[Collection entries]
━━━━━━━━

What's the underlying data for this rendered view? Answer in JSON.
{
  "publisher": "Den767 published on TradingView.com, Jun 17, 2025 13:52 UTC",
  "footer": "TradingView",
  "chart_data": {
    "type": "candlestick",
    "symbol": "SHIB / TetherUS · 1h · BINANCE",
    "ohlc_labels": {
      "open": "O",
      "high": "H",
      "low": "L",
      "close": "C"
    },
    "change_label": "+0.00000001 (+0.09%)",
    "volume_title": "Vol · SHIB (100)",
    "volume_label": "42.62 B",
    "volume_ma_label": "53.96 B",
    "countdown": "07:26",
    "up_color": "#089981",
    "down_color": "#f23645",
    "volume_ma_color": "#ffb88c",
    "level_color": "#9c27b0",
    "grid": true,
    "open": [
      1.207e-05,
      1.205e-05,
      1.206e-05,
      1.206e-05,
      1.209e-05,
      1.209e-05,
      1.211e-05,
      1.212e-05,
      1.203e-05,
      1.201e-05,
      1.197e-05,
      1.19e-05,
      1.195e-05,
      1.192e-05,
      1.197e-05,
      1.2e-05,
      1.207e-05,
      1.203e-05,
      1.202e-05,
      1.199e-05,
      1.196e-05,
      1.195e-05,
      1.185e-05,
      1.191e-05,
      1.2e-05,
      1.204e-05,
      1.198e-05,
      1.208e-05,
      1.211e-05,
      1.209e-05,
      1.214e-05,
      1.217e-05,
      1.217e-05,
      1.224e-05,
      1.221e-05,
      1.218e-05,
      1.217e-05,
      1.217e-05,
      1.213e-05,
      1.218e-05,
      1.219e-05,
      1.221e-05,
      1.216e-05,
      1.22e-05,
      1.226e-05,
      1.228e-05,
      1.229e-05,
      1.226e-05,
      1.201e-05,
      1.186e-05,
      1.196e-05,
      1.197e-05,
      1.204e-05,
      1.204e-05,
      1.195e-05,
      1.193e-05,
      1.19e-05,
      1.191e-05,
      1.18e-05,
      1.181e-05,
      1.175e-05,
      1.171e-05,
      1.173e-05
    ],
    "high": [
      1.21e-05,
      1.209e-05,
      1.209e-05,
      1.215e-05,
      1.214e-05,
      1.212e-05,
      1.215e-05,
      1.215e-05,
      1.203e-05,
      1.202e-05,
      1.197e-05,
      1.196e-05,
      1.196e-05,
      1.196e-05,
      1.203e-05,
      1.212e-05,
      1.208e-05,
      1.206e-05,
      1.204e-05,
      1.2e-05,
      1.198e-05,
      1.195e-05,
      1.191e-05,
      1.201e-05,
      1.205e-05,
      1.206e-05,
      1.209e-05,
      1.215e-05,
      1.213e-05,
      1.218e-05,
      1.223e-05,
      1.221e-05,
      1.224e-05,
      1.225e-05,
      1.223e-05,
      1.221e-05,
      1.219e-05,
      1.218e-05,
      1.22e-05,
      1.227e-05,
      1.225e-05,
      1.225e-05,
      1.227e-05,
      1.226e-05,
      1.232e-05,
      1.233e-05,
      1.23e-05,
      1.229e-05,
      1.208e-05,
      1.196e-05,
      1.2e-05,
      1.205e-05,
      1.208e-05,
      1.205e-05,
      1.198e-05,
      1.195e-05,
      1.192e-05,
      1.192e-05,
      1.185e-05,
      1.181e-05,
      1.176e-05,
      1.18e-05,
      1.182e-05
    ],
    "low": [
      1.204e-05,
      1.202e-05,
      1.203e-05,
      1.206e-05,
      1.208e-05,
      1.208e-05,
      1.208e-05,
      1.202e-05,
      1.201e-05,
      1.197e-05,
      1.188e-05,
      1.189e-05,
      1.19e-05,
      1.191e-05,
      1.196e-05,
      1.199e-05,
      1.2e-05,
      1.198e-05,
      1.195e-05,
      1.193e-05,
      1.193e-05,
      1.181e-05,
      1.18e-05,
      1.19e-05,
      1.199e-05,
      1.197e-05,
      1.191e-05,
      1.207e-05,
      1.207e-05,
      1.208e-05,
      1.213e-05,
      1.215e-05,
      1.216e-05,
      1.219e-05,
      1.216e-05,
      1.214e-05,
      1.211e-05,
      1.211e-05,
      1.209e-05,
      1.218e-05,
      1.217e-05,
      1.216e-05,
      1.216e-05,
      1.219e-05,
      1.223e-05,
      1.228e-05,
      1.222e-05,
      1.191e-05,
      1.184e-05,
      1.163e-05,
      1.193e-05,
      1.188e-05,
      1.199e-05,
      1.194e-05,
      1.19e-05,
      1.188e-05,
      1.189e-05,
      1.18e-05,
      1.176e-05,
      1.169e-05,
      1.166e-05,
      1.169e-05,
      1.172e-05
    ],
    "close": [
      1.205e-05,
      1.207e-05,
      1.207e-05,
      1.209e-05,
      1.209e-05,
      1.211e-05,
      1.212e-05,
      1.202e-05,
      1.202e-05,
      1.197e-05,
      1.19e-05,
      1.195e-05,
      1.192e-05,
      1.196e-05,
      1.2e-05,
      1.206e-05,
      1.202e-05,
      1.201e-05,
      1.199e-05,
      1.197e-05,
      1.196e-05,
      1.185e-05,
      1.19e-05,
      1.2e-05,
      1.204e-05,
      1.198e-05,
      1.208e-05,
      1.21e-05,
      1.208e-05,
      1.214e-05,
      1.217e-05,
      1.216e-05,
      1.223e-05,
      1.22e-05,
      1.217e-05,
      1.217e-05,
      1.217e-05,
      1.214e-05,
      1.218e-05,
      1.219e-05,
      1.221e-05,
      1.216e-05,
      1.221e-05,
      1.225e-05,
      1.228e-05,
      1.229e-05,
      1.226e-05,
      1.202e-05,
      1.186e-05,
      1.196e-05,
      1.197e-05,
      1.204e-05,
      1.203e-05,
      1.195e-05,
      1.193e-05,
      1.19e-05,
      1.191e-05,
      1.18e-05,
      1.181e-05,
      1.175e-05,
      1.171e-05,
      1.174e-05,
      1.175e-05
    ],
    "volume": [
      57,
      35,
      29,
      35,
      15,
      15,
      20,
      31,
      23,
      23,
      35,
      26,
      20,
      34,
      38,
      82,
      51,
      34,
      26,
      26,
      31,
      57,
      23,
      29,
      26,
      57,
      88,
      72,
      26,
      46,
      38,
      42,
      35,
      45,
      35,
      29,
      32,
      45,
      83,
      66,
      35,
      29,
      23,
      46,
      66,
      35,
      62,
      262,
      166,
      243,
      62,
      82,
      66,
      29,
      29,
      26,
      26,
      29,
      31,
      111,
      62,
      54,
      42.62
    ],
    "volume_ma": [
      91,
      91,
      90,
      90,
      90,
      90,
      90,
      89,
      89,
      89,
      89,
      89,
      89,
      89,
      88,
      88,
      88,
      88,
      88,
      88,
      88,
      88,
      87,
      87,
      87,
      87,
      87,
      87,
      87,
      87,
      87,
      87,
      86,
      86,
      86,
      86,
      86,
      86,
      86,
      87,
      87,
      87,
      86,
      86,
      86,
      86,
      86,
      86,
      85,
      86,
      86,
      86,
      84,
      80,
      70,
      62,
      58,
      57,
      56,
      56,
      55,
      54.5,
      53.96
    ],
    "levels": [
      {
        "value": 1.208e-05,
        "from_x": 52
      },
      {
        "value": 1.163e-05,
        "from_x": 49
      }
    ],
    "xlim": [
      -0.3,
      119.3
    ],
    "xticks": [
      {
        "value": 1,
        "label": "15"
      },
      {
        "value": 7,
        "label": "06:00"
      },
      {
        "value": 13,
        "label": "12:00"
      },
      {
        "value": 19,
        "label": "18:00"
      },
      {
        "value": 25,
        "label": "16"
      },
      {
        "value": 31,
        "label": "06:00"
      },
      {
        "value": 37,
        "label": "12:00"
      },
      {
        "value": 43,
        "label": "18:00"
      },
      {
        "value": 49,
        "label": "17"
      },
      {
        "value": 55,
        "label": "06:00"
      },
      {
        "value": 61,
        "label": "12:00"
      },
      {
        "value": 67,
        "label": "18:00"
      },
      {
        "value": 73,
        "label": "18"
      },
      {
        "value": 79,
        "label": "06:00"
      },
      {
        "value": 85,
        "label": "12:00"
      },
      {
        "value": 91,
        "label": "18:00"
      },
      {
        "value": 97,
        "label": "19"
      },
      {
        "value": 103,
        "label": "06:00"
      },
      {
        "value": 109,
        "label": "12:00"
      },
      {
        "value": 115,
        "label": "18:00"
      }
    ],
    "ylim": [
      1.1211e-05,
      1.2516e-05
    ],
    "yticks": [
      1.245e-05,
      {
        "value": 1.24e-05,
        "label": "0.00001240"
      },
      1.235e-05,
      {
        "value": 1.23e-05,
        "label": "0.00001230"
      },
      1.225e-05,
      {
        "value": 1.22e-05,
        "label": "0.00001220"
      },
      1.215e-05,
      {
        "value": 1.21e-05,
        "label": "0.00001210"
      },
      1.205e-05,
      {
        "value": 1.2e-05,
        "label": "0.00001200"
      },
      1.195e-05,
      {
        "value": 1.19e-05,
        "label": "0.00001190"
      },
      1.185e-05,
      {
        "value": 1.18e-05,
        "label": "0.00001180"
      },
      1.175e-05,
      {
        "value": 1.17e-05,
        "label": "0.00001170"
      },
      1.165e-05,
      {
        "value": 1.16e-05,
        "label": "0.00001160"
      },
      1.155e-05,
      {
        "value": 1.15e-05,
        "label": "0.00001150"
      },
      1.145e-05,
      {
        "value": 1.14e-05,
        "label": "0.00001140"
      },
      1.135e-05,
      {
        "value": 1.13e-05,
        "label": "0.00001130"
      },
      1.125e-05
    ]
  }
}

━━━━━━━━

Set exercise: Copy every line of the listing where the word "TradingView" appears.

Reply:
  "publisher": "Den767 published on TradingView.com, Jun 17, 2025 13:52 UTC",
  "footer": "TradingView",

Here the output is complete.